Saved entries

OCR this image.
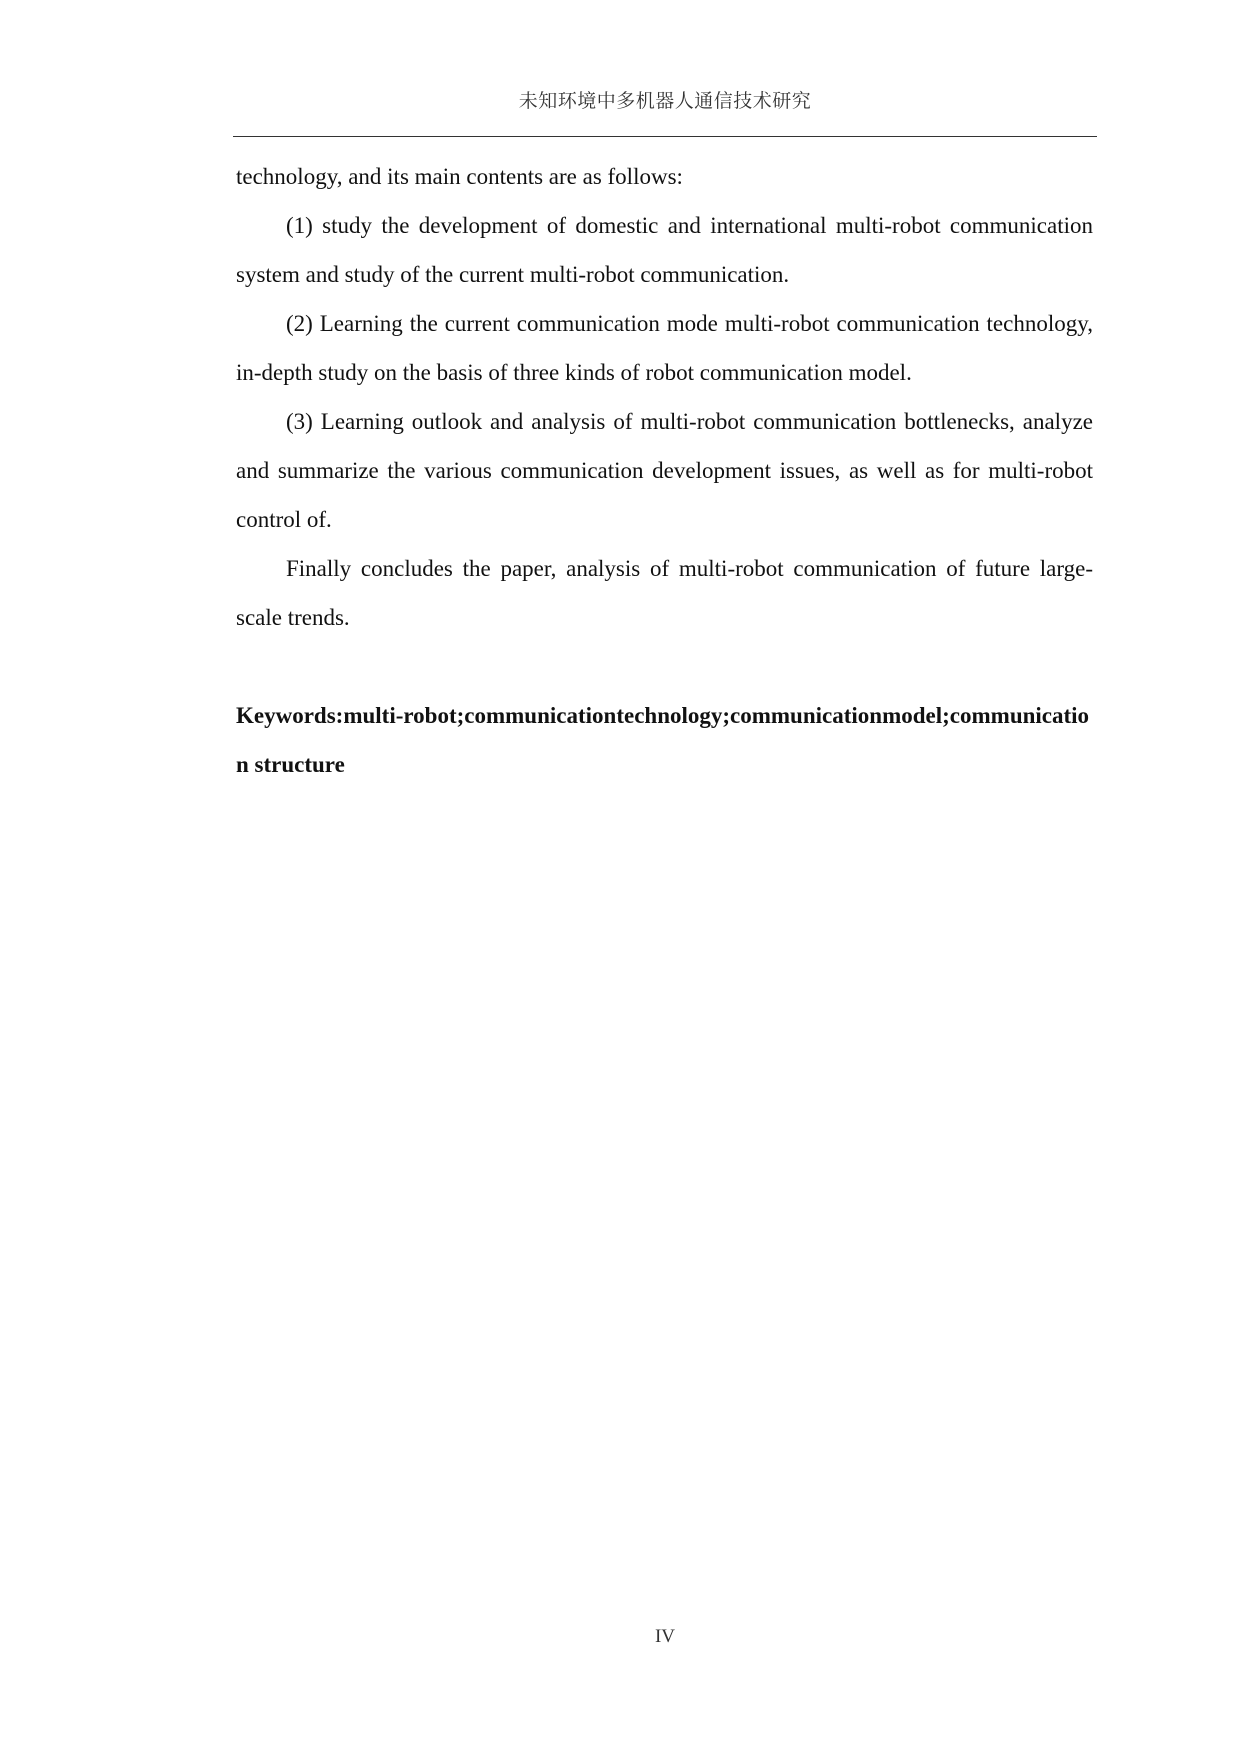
未知环境中多机器人通信技术研究

technology, and its main contents are as follows:

(1) study the development of domestic and international multi-robot communication system and study of the current multi-robot communication.

(2) Learning the current communication mode multi-robot communication technology, in-depth study on the basis of three kinds of robot communication model.

(3) Learning outlook and analysis of multi-robot communication bottlenecks, analyze and summarize the various communication development issues, as well as for multi-robot control of.

Finally concludes the paper, analysis of multi-robot communication of future large-scale trends.

Keywords:multi-robot;communicationtechnology;communicationmodel;communication structure

IV
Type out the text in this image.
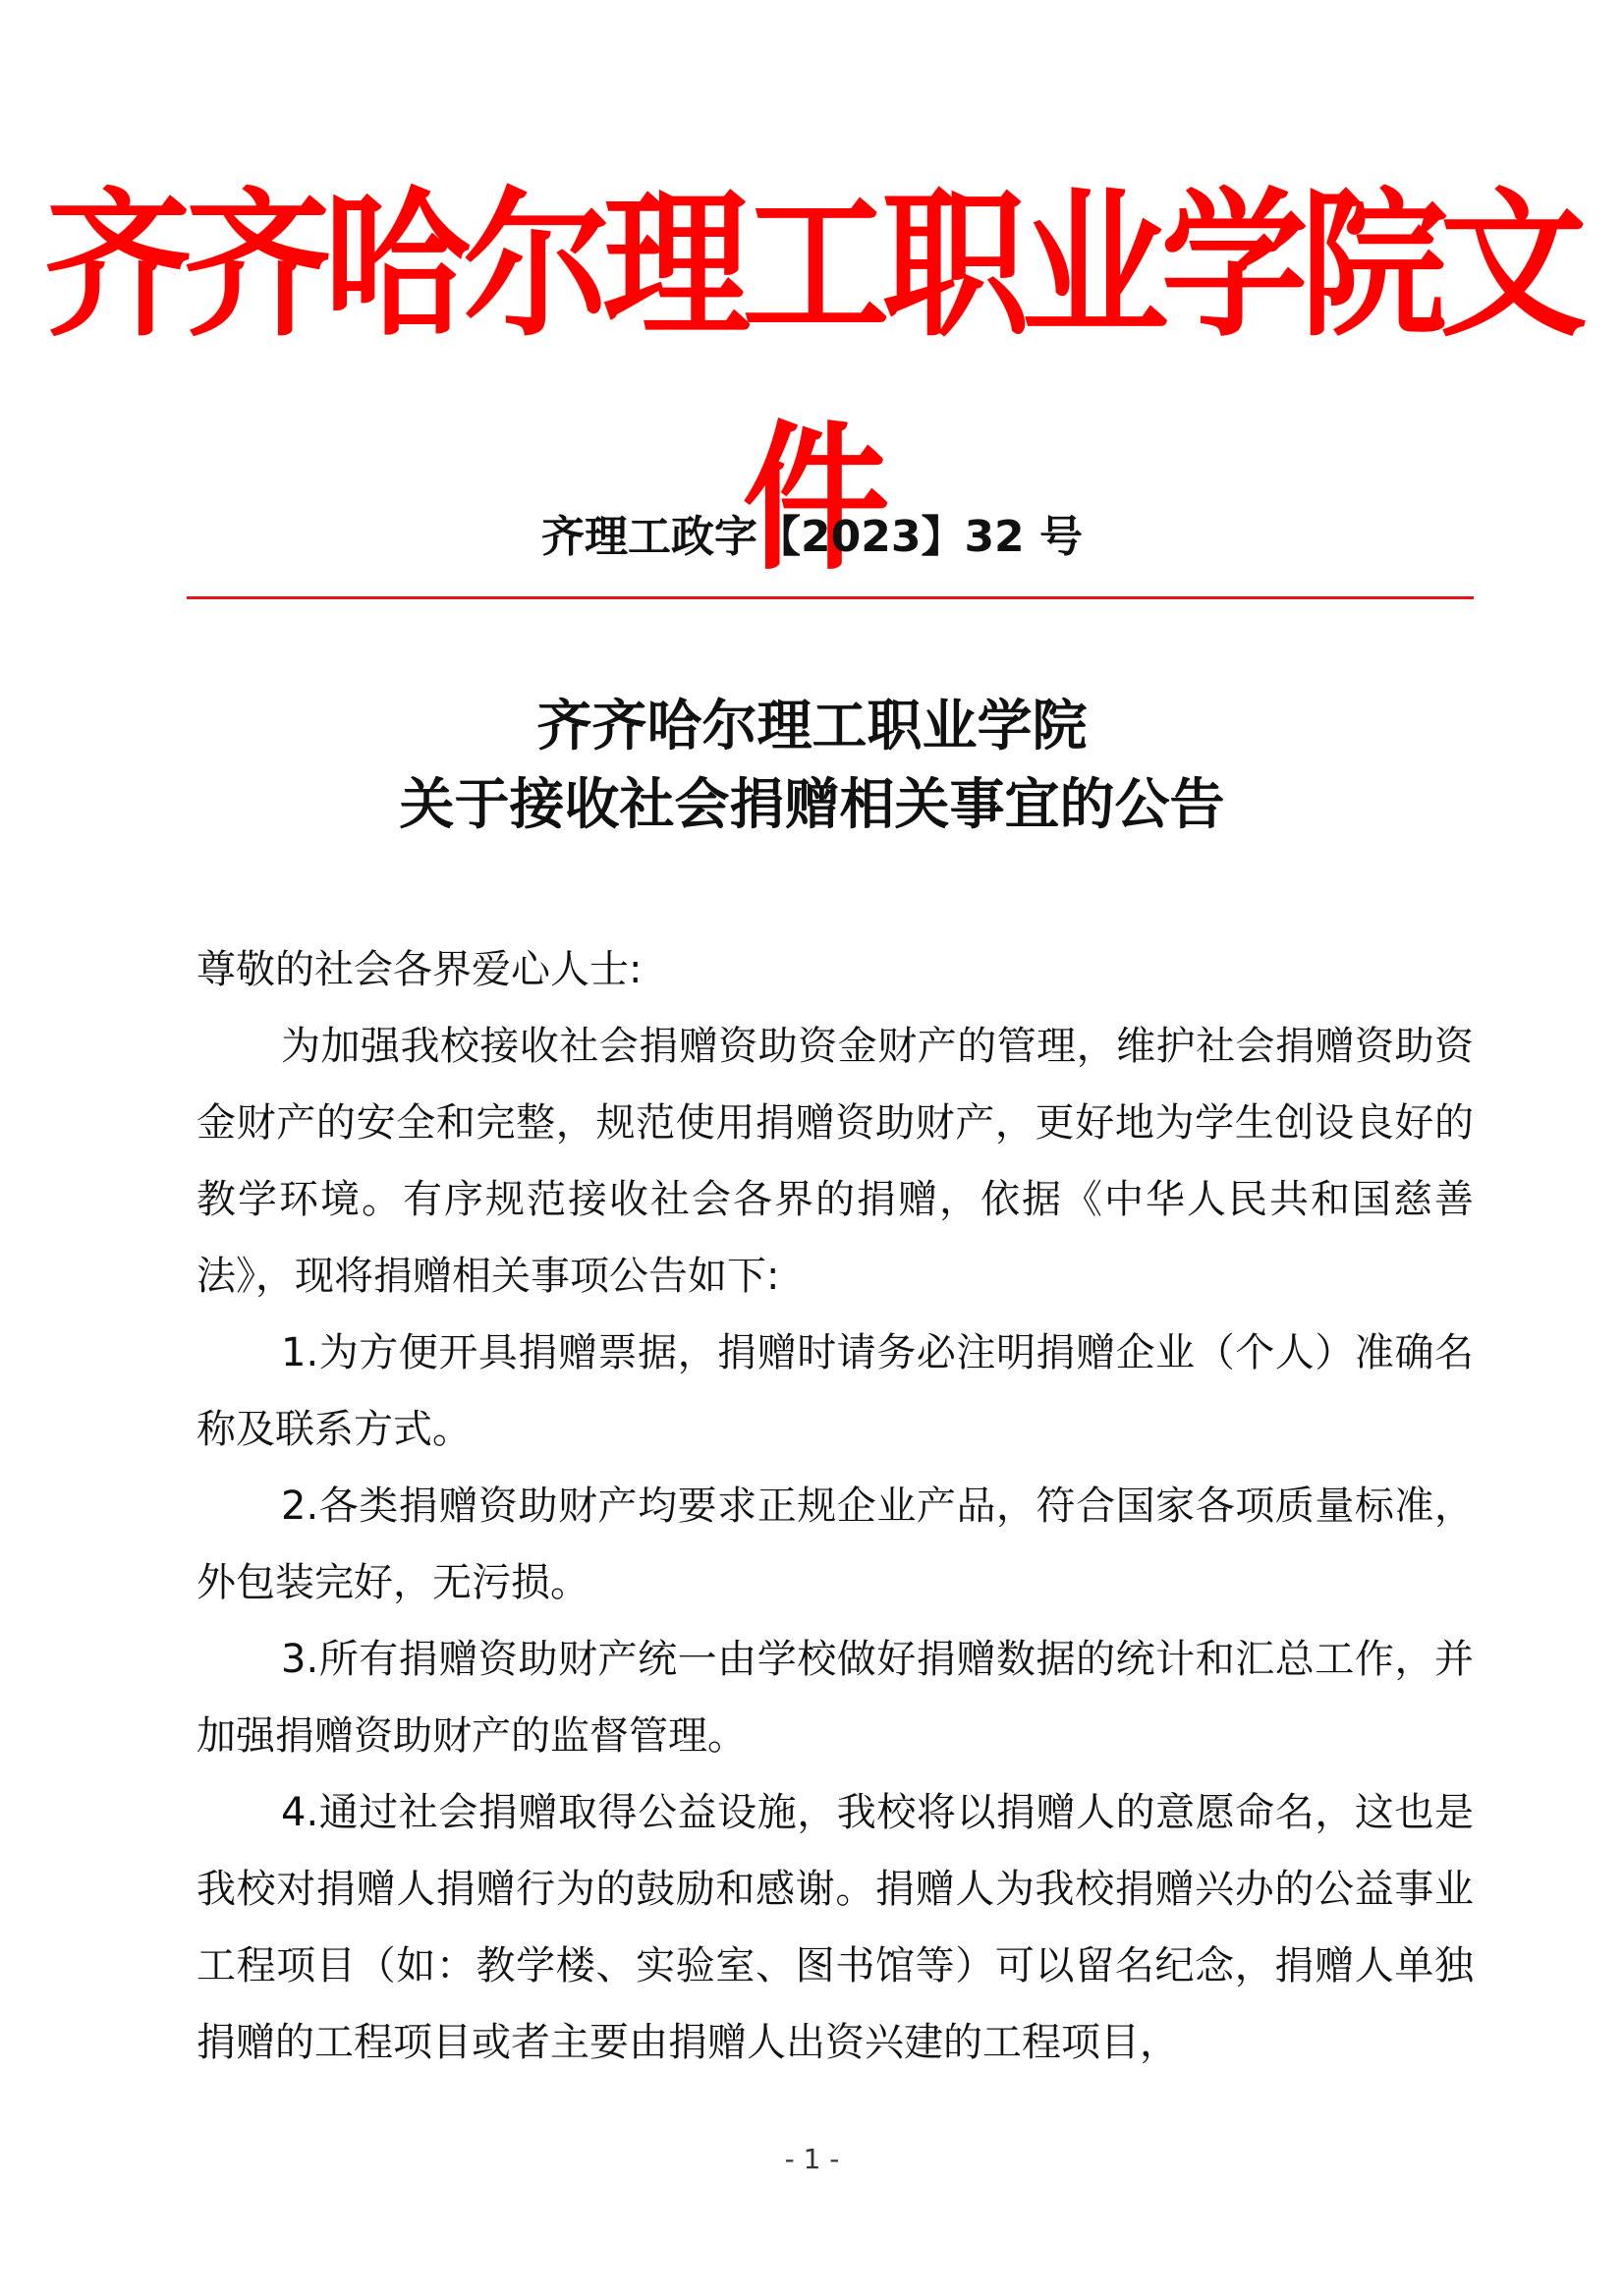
齐齐哈尔理工职业学院文件
齐理工政字【2023】32 号
齐齐哈尔理工职业学院
关于接收社会捐赠相关事宜的公告

尊敬的社会各界爱心人士:

为加强我校接收社会捐赠资助资金财产的管理，维护社会捐赠资助资金财产的安全和完整，规范使用捐赠资助财产，更好地为学生创设良好的教学环境。有序规范接收社会各界的捐赠，依据《中华人民共和国慈善法》，现将捐赠相关事项公告如下:

1.为方便开具捐赠票据，捐赠时请务必注明捐赠企业（个人）准确名称及联系方式。

2.各类捐赠资助财产均要求正规企业产品，符合国家各项质量标准，外包装完好，无污损。

3.所有捐赠资助财产统一由学校做好捐赠数据的统计和汇总工作，并加强捐赠资助财产的监督管理。

4.通过社会捐赠取得公益设施，我校将以捐赠人的意愿命名，这也是我校对捐赠人捐赠行为的鼓励和感谢。捐赠人为我校捐赠兴办的公益事业工程项目（如：教学楼、实验室、图书馆等）可以留名纪念，捐赠人单独捐赠的工程项目或者主要由捐赠人出资兴建的工程项目，

- 1 -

§ Task brief:
Copy out the data above exactly, except the pictures.

§ Response below:
OCR this image.
未知环境中多机器人通信技术研究

technology, and its main contents are as follows:

(1) study the development of domestic and international multi-robot communication system and study of the current multi-robot communication.

(2) Learning the current communication mode multi-robot communication technology, in-depth study on the basis of three kinds of robot communication model.

(3) Learning outlook and analysis of multi-robot communication bottlenecks, analyze and summarize the various communication development issues, as well as for multi-robot control of.

Finally concludes the paper, analysis of multi-robot communication of future large-scale trends.

Keywords:multi-robot;communicationtechnology;communicationmodel;communication structure

IV
Type out the text in this image.
齐齐哈尔理工职业学院文件
齐理工政字【2023】32 号
齐齐哈尔理工职业学院
关于接收社会捐赠相关事宜的公告

尊敬的社会各界爱心人士:

为加强我校接收社会捐赠资助资金财产的管理，维护社会捐赠资助资金财产的安全和完整，规范使用捐赠资助财产，更好地为学生创设良好的教学环境。有序规范接收社会各界的捐赠，依据《中华人民共和国慈善法》，现将捐赠相关事项公告如下:

1.为方便开具捐赠票据，捐赠时请务必注明捐赠企业（个人）准确名称及联系方式。

2.各类捐赠资助财产均要求正规企业产品，符合国家各项质量标准，外包装完好，无污损。

3.所有捐赠资助财产统一由学校做好捐赠数据的统计和汇总工作，并加强捐赠资助财产的监督管理。

4.通过社会捐赠取得公益设施，我校将以捐赠人的意愿命名，这也是我校对捐赠人捐赠行为的鼓励和感谢。捐赠人为我校捐赠兴办的公益事业工程项目（如：教学楼、实验室、图书馆等）可以留名纪念，捐赠人单独捐赠的工程项目或者主要由捐赠人出资兴建的工程项目，

- 1 -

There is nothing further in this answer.